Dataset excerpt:
◇ ◇ ◇ ◇
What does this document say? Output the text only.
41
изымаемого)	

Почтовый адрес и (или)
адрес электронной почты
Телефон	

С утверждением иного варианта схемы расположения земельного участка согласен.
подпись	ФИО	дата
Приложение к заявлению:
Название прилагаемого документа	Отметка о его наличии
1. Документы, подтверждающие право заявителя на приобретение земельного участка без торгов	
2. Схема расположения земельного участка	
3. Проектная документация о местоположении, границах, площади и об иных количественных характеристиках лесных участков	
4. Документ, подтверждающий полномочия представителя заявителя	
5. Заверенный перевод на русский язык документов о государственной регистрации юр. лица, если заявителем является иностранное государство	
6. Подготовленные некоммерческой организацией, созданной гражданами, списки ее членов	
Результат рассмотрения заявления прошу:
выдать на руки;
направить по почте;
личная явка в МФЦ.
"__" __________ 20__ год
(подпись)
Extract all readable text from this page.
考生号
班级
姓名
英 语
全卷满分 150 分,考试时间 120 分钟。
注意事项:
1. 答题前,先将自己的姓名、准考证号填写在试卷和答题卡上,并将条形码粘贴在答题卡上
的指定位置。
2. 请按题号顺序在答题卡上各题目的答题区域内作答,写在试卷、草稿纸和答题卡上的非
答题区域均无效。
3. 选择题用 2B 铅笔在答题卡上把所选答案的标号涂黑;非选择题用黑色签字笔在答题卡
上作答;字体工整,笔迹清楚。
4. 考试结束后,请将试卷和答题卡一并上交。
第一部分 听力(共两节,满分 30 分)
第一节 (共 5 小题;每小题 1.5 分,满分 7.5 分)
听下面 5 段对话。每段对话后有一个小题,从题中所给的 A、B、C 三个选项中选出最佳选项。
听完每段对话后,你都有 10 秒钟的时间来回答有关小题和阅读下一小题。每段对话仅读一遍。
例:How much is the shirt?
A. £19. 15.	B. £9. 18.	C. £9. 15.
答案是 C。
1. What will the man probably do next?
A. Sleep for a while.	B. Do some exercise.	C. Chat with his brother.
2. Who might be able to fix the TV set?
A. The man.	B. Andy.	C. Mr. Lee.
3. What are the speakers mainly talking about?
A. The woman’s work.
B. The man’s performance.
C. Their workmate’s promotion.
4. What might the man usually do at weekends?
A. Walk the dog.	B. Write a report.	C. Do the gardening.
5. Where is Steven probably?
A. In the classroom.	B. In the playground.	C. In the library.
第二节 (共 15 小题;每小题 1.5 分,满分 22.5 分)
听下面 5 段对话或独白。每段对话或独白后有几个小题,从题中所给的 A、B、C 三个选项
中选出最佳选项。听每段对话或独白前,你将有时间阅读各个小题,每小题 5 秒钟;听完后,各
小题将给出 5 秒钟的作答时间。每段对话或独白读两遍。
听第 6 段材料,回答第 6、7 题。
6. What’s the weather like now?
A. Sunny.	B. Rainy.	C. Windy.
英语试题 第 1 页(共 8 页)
◇ ◇ ◇ ◇
SET PROBLEM: All of the records must be repeated exactly.

WRITTEN SOLUTION:
What does this document say? Output the text only.
41
изымаемого)	

Почтовый адрес и (или)
адрес электронной почты
Телефон	

С утверждением иного варианта схемы расположения земельного участка согласен.
подпись	ФИО	дата
Приложение к заявлению:
Название прилагаемого документа	Отметка о его наличии
1. Документы, подтверждающие право заявителя на приобретение земельного участка без торгов	
2. Схема расположения земельного участка	
3. Проектная документация о местоположении, границах, площади и об иных количественных характеристиках лесных участков	
4. Документ, подтверждающий полномочия представителя заявителя	
5. Заверенный перевод на русский язык документов о государственной регистрации юр. лица, если заявителем является иностранное государство	
6. Подготовленные некоммерческой организацией, созданной гражданами, списки ее членов	
Результат рассмотрения заявления прошу:
выдать на руки;
направить по почте;
личная явка в МФЦ.
"__" __________ 20__ год
(подпись)
Extract all readable text from this page.
考生号
班级
姓名
英 语
全卷满分 150 分,考试时间 120 分钟。
注意事项:
1. 答题前,先将自己的姓名、准考证号填写在试卷和答题卡上,并将条形码粘贴在答题卡上
的指定位置。
2. 请按题号顺序在答题卡上各题目的答题区域内作答,写在试卷、草稿纸和答题卡上的非
答题区域均无效。
3. 选择题用 2B 铅笔在答题卡上把所选答案的标号涂黑;非选择题用黑色签字笔在答题卡
上作答;字体工整,笔迹清楚。
4. 考试结束后,请将试卷和答题卡一并上交。
第一部分 听力(共两节,满分 30 分)
第一节 (共 5 小题;每小题 1.5 分,满分 7.5 分)
听下面 5 段对话。每段对话后有一个小题,从题中所给的 A、B、C 三个选项中选出最佳选项。
听完每段对话后,你都有 10 秒钟的时间来回答有关小题和阅读下一小题。每段对话仅读一遍。
例:How much is the shirt?
A. £19. 15.	B. £9. 18.	C. £9. 15.
答案是 C。
1. What will the man probably do next?
A. Sleep for a while.	B. Do some exercise.	C. Chat with his brother.
2. Who might be able to fix the TV set?
A. The man.	B. Andy.	C. Mr. Lee.
3. What are the speakers mainly talking about?
A. The woman’s work.
B. The man’s performance.
C. Their workmate’s promotion.
4. What might the man usually do at weekends?
A. Walk the dog.	B. Write a report.	C. Do the gardening.
5. Where is Steven probably?
A. In the classroom.	B. In the playground.	C. In the library.
第二节 (共 15 小题;每小题 1.5 分,满分 22.5 分)
听下面 5 段对话或独白。每段对话或独白后有几个小题,从题中所给的 A、B、C 三个选项
中选出最佳选项。听每段对话或独白前,你将有时间阅读各个小题,每小题 5 秒钟;听完后,各
小题将给出 5 秒钟的作答时间。每段对话或独白读两遍。
听第 6 段材料,回答第 6、7 题。
6. What’s the weather like now?
A. Sunny.	B. Rainy.	C. Windy.
英语试题 第 1 页(共 8 页)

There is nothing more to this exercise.